* start Data excerpts *

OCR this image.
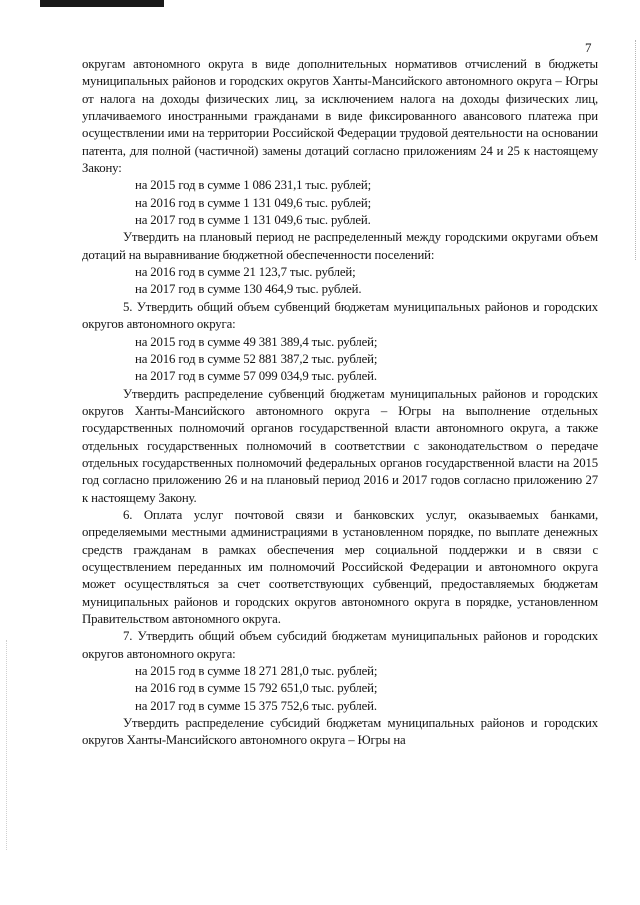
7

округам автономного округа в виде дополнительных нормативов отчислений в бюджеты муниципальных районов и городских округов Ханты-Мансийского автономного округа – Югры от налога на доходы физических лиц, за исключением налога на доходы физических лиц, уплачиваемого иностранными гражданами в виде фиксированного авансового платежа при осуществлении ими на территории Российской Федерации трудовой деятельности на основании патента, для полной (частичной) замены дотаций согласно приложениям 24 и 25 к настоящему Закону:

на 2015 год в сумме 1 086 231,1 тыс. рублей;

на 2016 год в сумме 1 131 049,6 тыс. рублей;

на 2017 год в сумме 1 131 049,6 тыс. рублей.

Утвердить на плановый период не распределенный между городскими округами объем дотаций на выравнивание бюджетной обеспеченности поселений:

на 2016 год в сумме 21 123,7 тыс. рублей;

на 2017 год в сумме 130 464,9 тыс. рублей.

5. Утвердить общий объем субвенций бюджетам муниципальных районов и городских округов автономного округа:

на 2015 год в сумме 49 381 389,4 тыс. рублей;

на 2016 год в сумме 52 881 387,2 тыс. рублей;

на 2017 год в сумме 57 099 034,9 тыс. рублей.

Утвердить распределение субвенций бюджетам муниципальных районов и городских округов Ханты-Мансийского автономного округа – Югры на выполнение отдельных государственных полномочий органов государственной власти автономного округа, а также отдельных государственных полномочий в соответствии с законодательством о передаче отдельных государственных полномочий федеральных органов государственной власти на 2015 год согласно приложению 26 и на плановый период 2016 и 2017 годов согласно приложению 27 к настоящему Закону.

6. Оплата услуг почтовой связи и банковских услуг, оказываемых банками, определяемыми местными администрациями в установленном порядке, по выплате денежных средств гражданам в рамках обеспечения мер социальной поддержки и в связи с осуществлением переданных им полномочий Российской Федерации и автономного округа может осуществляться за счет соответствующих субвенций, предоставляемых бюджетам муниципальных районов и городских округов автономного округа в порядке, установленном Правительством автономного округа.

7. Утвердить общий объем субсидий бюджетам муниципальных районов и городских округов автономного округа:

на 2015 год в сумме 18 271 281,0 тыс. рублей;

на 2016 год в сумме 15 792 651,0 тыс. рублей;

на 2017 год в сумме 15 375 752,6 тыс. рублей.

Утвердить распределение субсидий бюджетам муниципальных районов и городских округов Ханты-Мансийского автономного округа – Югры на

* end Data excerpts *

* **What you have to do**: The records above are to be quoted exactly, with all pictures left out.

* **Exercise response**:
OCR this image.
7

округам автономного округа в виде дополнительных нормативов отчислений в бюджеты муниципальных районов и городских округов Ханты-Мансийского автономного округа – Югры от налога на доходы физических лиц, за исключением налога на доходы физических лиц, уплачиваемого иностранными гражданами в виде фиксированного авансового платежа при осуществлении ими на территории Российской Федерации трудовой деятельности на основании патента, для полной (частичной) замены дотаций согласно приложениям 24 и 25 к настоящему Закону:

на 2015 год в сумме 1 086 231,1 тыс. рублей;

на 2016 год в сумме 1 131 049,6 тыс. рублей;

на 2017 год в сумме 1 131 049,6 тыс. рублей.

Утвердить на плановый период не распределенный между городскими округами объем дотаций на выравнивание бюджетной обеспеченности поселений:

на 2016 год в сумме 21 123,7 тыс. рублей;

на 2017 год в сумме 130 464,9 тыс. рублей.

5. Утвердить общий объем субвенций бюджетам муниципальных районов и городских округов автономного округа:

на 2015 год в сумме 49 381 389,4 тыс. рублей;

на 2016 год в сумме 52 881 387,2 тыс. рублей;

на 2017 год в сумме 57 099 034,9 тыс. рублей.

Утвердить распределение субвенций бюджетам муниципальных районов и городских округов Ханты-Мансийского автономного округа – Югры на выполнение отдельных государственных полномочий органов государственной власти автономного округа, а также отдельных государственных полномочий в соответствии с законодательством о передаче отдельных государственных полномочий федеральных органов государственной власти на 2015 год согласно приложению 26 и на плановый период 2016 и 2017 годов согласно приложению 27 к настоящему Закону.

6. Оплата услуг почтовой связи и банковских услуг, оказываемых банками, определяемыми местными администрациями в установленном порядке, по выплате денежных средств гражданам в рамках обеспечения мер социальной поддержки и в связи с осуществлением переданных им полномочий Российской Федерации и автономного округа может осуществляться за счет соответствующих субвенций, предоставляемых бюджетам муниципальных районов и городских округов автономного округа в порядке, установленном Правительством автономного округа.

7. Утвердить общий объем субсидий бюджетам муниципальных районов и городских округов автономного округа:

на 2015 год в сумме 18 271 281,0 тыс. рублей;

на 2016 год в сумме 15 792 651,0 тыс. рублей;

на 2017 год в сумме 15 375 752,6 тыс. рублей.

Утвердить распределение субсидий бюджетам муниципальных районов и городских округов Ханты-Мансийского автономного округа – Югры на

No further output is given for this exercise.